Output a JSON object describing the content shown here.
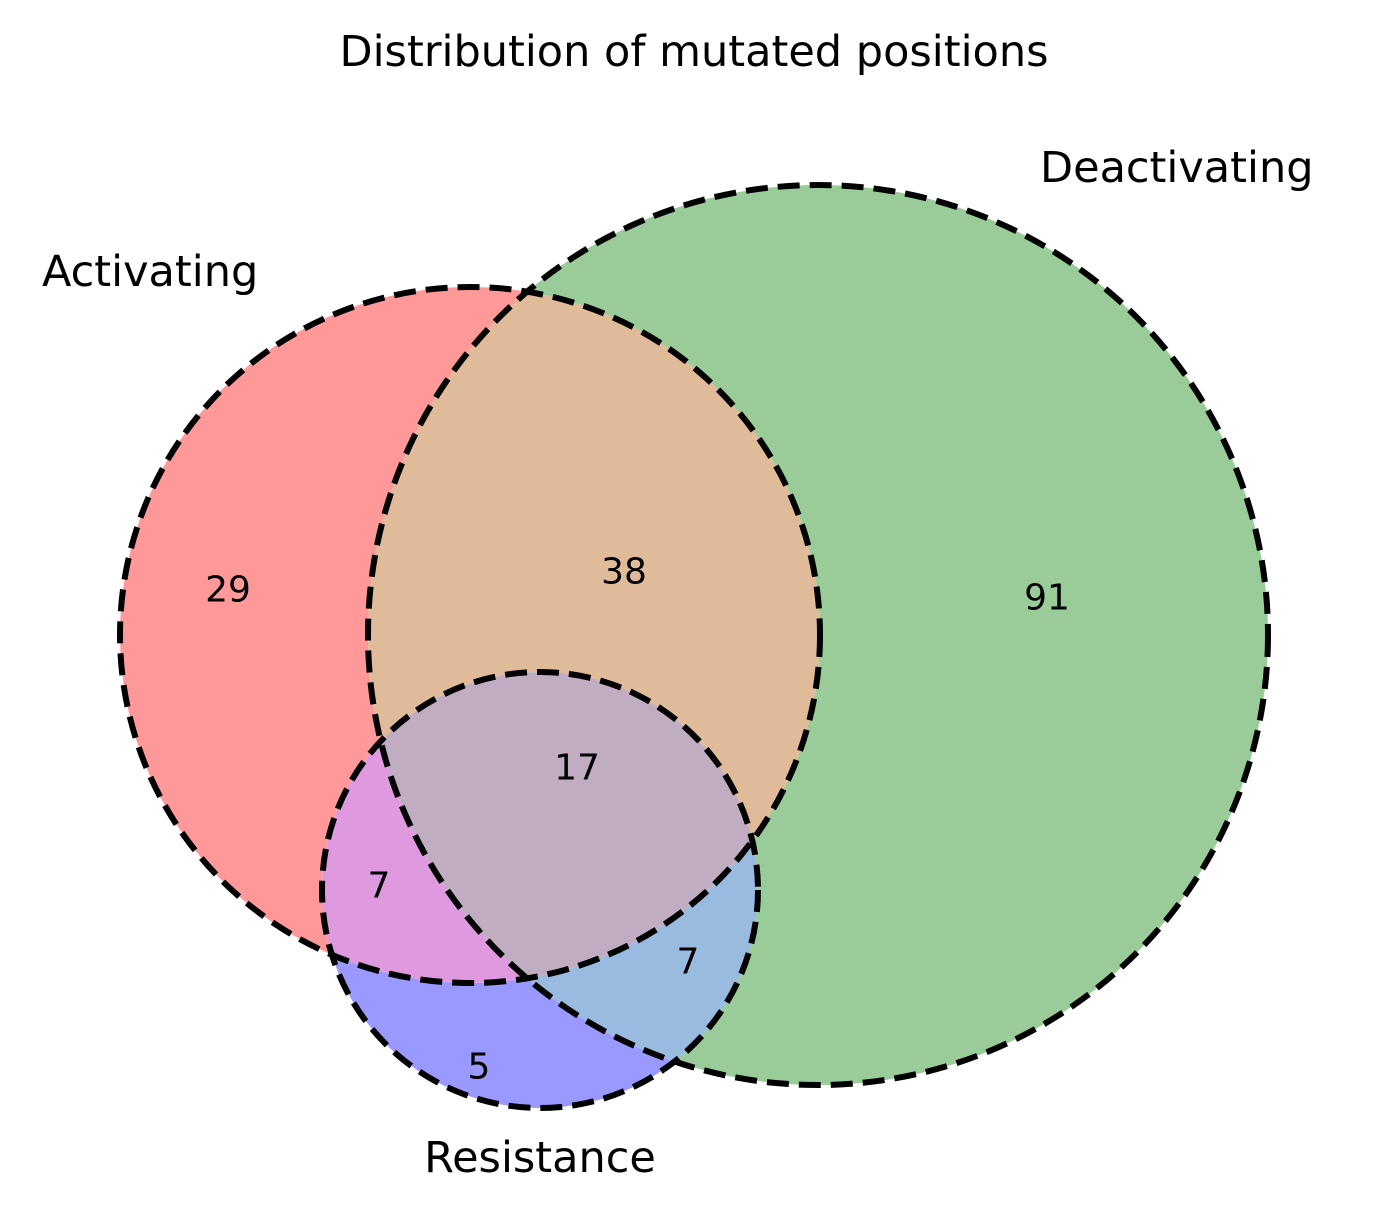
{
  "title": "Distribution of mutated positions",
  "sets": {
    "activating": {
      "label": "Activating",
      "color": "#ff9999"
    },
    "deactivating": {
      "label": "Deactivating",
      "color": "#99cc99"
    },
    "resistance": {
      "label": "Resistance",
      "color": "#9999ff"
    }
  },
  "regions": {
    "activating_only": {
      "count": "29",
      "color": "#ff9999"
    },
    "activating_deactivating": {
      "count": "38",
      "color": "#e0bb99"
    },
    "deactivating_only": {
      "count": "91",
      "color": "#99cc99"
    },
    "all_three": {
      "count": "17",
      "color": "#c0adc2"
    },
    "activating_resistance": {
      "count": "7",
      "color": "#df99df"
    },
    "deactivating_resistance": {
      "count": "7",
      "color": "#99bbdf"
    },
    "resistance_only": {
      "count": "5",
      "color": "#9999ff"
    }
  }
}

□ □ □ □

[Written task] Your copy of the data above should match it exactly, except that pictures are left out.

[Answer to the exercise]
Output a JSON object describing the content shown here.
{
  "title": "Distribution of mutated positions",
  "sets": {
    "activating": {
      "label": "Activating",
      "color": "#ff9999"
    },
    "deactivating": {
      "label": "Deactivating",
      "color": "#99cc99"
    },
    "resistance": {
      "label": "Resistance",
      "color": "#9999ff"
    }
  },
  "regions": {
    "activating_only": {
      "count": "29",
      "color": "#ff9999"
    },
    "activating_deactivating": {
      "count": "38",
      "color": "#e0bb99"
    },
    "deactivating_only": {
      "count": "91",
      "color": "#99cc99"
    },
    "all_three": {
      "count": "17",
      "color": "#c0adc2"
    },
    "activating_resistance": {
      "count": "7",
      "color": "#df99df"
    },
    "deactivating_resistance": {
      "count": "7",
      "color": "#99bbdf"
    },
    "resistance_only": {
      "count": "5",
      "color": "#9999ff"
    }
  }
}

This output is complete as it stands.